* STATED TASK:
Give every line from the entries that contains "number".

--------------------------------------------------

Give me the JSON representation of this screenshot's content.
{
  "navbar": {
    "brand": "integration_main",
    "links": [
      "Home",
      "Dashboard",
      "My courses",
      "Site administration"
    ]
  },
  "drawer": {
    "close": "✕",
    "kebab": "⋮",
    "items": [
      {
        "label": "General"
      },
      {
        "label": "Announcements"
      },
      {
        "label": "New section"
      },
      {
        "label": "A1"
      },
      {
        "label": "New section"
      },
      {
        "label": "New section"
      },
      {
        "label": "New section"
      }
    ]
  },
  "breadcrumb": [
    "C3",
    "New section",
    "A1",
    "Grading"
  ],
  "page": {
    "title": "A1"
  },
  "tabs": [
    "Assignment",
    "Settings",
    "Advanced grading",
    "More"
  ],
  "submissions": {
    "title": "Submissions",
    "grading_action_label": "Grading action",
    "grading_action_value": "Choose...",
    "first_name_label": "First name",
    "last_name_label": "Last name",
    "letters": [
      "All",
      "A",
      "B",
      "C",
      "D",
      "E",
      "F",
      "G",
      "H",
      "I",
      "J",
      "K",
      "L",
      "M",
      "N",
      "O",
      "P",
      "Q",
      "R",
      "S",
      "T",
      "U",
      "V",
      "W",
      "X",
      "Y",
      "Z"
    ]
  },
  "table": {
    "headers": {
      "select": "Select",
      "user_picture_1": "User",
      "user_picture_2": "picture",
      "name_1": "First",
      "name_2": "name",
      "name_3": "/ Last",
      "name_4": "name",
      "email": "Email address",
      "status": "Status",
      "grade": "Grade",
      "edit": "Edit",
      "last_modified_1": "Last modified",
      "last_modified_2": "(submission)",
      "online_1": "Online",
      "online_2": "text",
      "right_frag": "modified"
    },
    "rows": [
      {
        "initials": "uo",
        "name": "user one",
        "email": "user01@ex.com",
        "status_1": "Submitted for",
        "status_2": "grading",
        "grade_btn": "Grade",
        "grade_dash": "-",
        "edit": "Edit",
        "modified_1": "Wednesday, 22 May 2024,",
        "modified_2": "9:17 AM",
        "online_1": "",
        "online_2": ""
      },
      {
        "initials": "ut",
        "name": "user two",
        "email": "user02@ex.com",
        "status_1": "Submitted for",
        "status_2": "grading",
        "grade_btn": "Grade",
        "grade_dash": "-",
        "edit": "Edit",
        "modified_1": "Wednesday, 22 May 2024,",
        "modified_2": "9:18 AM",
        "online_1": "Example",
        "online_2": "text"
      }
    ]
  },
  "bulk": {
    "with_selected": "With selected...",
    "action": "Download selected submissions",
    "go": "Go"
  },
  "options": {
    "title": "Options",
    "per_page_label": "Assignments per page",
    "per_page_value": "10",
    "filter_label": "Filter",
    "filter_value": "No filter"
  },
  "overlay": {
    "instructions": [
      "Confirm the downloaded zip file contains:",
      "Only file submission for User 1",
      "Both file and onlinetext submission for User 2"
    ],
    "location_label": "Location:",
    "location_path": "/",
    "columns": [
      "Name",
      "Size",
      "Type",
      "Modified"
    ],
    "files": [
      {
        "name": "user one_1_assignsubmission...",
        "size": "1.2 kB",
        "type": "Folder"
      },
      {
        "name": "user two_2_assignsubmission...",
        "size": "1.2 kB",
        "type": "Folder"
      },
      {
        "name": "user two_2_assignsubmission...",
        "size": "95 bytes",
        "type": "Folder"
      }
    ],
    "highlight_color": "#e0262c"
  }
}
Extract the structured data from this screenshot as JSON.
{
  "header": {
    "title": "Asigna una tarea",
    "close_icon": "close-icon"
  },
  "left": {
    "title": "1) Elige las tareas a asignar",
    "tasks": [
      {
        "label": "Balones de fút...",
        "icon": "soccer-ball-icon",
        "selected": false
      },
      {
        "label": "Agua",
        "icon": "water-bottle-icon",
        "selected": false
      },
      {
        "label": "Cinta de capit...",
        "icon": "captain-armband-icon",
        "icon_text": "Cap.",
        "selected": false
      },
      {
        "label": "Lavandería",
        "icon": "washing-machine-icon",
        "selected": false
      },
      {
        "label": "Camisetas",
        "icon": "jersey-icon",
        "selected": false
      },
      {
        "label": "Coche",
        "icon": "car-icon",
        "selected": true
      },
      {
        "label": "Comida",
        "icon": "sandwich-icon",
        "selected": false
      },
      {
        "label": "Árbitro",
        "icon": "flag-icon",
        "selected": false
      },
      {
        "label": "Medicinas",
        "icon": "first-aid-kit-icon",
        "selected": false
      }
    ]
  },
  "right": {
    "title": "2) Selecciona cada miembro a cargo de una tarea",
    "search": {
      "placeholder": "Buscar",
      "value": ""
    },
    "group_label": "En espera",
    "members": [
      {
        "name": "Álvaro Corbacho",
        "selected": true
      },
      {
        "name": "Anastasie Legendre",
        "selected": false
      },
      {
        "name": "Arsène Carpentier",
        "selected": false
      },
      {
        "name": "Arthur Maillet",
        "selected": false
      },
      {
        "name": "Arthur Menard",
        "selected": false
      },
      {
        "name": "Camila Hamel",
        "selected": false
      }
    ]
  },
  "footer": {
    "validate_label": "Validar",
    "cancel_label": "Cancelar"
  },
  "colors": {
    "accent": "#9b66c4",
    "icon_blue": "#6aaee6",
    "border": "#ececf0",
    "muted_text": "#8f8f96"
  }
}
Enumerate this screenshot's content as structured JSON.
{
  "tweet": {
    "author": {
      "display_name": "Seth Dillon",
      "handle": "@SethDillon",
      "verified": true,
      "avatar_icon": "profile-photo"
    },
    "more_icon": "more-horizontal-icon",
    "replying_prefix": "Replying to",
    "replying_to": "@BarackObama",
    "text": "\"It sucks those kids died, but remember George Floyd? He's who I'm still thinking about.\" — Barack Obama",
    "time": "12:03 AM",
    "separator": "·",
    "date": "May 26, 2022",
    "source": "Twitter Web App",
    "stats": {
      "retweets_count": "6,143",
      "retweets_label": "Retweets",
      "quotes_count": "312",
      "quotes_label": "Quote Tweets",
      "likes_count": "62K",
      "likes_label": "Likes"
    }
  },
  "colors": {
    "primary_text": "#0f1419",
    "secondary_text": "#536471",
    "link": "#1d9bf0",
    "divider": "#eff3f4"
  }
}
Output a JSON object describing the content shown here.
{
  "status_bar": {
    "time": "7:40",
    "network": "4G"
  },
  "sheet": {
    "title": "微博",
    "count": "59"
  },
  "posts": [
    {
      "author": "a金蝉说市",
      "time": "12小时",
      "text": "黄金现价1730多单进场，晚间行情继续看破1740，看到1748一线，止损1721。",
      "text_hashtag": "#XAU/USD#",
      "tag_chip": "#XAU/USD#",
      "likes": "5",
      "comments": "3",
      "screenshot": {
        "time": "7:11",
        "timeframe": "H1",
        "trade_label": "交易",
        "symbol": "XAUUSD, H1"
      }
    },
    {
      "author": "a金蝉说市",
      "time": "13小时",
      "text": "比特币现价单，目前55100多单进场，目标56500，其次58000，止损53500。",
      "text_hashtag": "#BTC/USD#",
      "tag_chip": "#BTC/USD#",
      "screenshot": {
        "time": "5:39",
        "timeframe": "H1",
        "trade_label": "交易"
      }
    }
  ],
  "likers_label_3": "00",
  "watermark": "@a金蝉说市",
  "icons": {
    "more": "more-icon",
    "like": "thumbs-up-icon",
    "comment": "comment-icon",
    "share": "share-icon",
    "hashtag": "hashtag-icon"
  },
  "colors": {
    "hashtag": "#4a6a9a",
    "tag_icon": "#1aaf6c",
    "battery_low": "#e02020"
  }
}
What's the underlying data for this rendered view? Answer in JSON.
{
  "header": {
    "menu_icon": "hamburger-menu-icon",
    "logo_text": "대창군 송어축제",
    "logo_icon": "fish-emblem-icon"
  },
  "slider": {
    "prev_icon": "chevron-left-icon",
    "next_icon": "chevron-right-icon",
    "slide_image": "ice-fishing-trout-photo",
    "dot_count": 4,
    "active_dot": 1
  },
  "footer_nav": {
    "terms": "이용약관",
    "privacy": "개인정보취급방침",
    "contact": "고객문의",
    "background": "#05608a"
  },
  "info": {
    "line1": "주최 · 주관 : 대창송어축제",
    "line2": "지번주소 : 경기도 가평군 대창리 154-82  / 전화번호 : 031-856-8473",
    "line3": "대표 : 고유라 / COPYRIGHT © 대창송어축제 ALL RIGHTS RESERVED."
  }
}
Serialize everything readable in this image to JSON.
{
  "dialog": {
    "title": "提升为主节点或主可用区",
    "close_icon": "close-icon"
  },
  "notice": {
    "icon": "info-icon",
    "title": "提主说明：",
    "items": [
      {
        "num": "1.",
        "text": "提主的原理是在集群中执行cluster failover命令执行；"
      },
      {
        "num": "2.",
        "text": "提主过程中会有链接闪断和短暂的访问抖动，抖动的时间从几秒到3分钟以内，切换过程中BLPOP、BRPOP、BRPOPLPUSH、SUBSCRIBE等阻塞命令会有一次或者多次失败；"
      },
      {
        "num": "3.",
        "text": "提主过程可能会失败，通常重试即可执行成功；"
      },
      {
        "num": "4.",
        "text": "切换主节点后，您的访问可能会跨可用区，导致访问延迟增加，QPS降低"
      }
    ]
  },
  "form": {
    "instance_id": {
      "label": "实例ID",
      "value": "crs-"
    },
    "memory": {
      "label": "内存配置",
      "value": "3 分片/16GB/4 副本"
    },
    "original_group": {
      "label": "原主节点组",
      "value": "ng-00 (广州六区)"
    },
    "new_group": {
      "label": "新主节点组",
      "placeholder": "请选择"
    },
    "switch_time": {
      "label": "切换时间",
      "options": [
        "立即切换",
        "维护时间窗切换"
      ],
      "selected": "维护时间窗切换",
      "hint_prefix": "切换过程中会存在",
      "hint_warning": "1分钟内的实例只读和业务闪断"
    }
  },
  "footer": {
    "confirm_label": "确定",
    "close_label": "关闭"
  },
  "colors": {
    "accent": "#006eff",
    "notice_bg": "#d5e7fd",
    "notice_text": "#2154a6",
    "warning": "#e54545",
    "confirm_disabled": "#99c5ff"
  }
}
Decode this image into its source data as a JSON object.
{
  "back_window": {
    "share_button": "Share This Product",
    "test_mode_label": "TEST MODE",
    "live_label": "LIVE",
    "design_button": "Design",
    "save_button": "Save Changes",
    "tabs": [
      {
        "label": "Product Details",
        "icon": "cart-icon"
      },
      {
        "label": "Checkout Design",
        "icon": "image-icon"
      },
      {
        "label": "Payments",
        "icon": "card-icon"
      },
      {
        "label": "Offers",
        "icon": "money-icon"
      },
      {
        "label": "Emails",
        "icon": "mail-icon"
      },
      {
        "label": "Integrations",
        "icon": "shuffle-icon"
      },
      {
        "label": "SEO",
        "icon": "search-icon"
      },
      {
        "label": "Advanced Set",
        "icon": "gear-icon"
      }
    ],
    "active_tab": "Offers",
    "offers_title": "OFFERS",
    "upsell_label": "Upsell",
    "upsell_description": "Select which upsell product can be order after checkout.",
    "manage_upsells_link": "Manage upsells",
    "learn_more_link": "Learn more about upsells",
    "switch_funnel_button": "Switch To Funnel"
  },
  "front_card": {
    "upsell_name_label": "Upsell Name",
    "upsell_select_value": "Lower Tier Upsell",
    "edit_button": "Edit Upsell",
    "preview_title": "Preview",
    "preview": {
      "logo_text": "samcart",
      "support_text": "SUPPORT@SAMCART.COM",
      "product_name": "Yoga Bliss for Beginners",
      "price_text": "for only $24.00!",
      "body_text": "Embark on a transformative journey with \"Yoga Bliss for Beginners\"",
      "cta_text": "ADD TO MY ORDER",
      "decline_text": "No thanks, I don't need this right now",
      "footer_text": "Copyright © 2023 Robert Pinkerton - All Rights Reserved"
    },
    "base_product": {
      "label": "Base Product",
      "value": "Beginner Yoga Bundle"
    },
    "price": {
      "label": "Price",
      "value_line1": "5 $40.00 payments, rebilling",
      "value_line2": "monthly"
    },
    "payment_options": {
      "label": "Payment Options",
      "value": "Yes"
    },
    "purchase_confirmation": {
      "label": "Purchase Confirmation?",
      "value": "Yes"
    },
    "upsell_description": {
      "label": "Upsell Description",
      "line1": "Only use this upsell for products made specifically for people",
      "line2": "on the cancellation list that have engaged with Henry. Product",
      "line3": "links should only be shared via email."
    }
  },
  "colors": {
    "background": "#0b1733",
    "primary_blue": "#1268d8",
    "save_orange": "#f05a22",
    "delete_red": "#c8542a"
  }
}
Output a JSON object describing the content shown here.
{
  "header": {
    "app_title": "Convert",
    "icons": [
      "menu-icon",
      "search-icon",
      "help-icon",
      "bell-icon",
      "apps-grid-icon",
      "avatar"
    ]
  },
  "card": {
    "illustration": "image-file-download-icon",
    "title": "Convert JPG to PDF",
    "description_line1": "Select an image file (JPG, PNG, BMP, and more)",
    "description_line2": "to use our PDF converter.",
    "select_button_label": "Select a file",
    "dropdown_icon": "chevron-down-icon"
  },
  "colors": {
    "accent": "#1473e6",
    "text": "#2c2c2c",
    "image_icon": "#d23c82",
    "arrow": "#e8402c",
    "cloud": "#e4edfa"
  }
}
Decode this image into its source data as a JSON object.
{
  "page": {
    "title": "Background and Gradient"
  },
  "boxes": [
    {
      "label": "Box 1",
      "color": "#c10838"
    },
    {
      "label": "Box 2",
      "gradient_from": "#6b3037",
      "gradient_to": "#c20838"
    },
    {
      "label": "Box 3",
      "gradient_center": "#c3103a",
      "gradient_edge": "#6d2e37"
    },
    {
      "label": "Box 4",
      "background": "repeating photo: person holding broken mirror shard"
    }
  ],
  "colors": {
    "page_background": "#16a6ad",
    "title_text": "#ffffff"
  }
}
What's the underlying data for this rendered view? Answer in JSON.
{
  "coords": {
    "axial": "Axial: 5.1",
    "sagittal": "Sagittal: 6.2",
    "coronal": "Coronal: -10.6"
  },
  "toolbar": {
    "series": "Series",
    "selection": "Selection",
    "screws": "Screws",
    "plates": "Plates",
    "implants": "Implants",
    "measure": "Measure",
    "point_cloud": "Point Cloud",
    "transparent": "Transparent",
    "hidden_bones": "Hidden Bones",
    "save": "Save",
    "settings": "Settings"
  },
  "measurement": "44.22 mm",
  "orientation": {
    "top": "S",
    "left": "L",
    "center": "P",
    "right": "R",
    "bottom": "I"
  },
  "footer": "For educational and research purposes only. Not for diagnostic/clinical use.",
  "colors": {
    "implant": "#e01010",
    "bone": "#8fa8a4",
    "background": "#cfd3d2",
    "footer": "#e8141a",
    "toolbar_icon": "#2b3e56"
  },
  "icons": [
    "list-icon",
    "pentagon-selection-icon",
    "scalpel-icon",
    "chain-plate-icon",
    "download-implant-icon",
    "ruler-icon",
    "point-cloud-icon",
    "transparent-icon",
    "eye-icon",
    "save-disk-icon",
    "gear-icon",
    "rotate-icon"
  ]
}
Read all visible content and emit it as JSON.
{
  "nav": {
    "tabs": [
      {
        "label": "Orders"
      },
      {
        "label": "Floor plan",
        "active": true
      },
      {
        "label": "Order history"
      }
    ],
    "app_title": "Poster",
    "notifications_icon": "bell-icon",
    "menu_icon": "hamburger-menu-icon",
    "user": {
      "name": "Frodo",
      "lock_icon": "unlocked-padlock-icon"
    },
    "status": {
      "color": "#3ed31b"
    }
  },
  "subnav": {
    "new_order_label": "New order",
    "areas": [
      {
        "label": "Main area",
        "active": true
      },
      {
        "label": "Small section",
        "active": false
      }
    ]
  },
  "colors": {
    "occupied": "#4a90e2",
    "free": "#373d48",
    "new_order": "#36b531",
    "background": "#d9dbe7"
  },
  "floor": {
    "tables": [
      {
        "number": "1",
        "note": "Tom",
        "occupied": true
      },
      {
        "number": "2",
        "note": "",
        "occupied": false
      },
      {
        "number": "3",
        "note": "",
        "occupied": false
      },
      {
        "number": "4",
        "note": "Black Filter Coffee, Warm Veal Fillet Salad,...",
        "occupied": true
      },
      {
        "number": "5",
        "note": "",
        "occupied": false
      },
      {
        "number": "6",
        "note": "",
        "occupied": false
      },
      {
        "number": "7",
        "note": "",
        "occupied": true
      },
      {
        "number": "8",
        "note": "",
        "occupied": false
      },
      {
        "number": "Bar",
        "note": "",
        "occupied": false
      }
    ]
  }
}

--------------------------------------------------

* ANSWER TO THE EXERCISE:
        "number": "1",
        "number": "2",
        "number": "3",
        "number": "4",
        "number": "5",
        "number": "6",
        "number": "7",
        "number": "8",
        "number": "Bar",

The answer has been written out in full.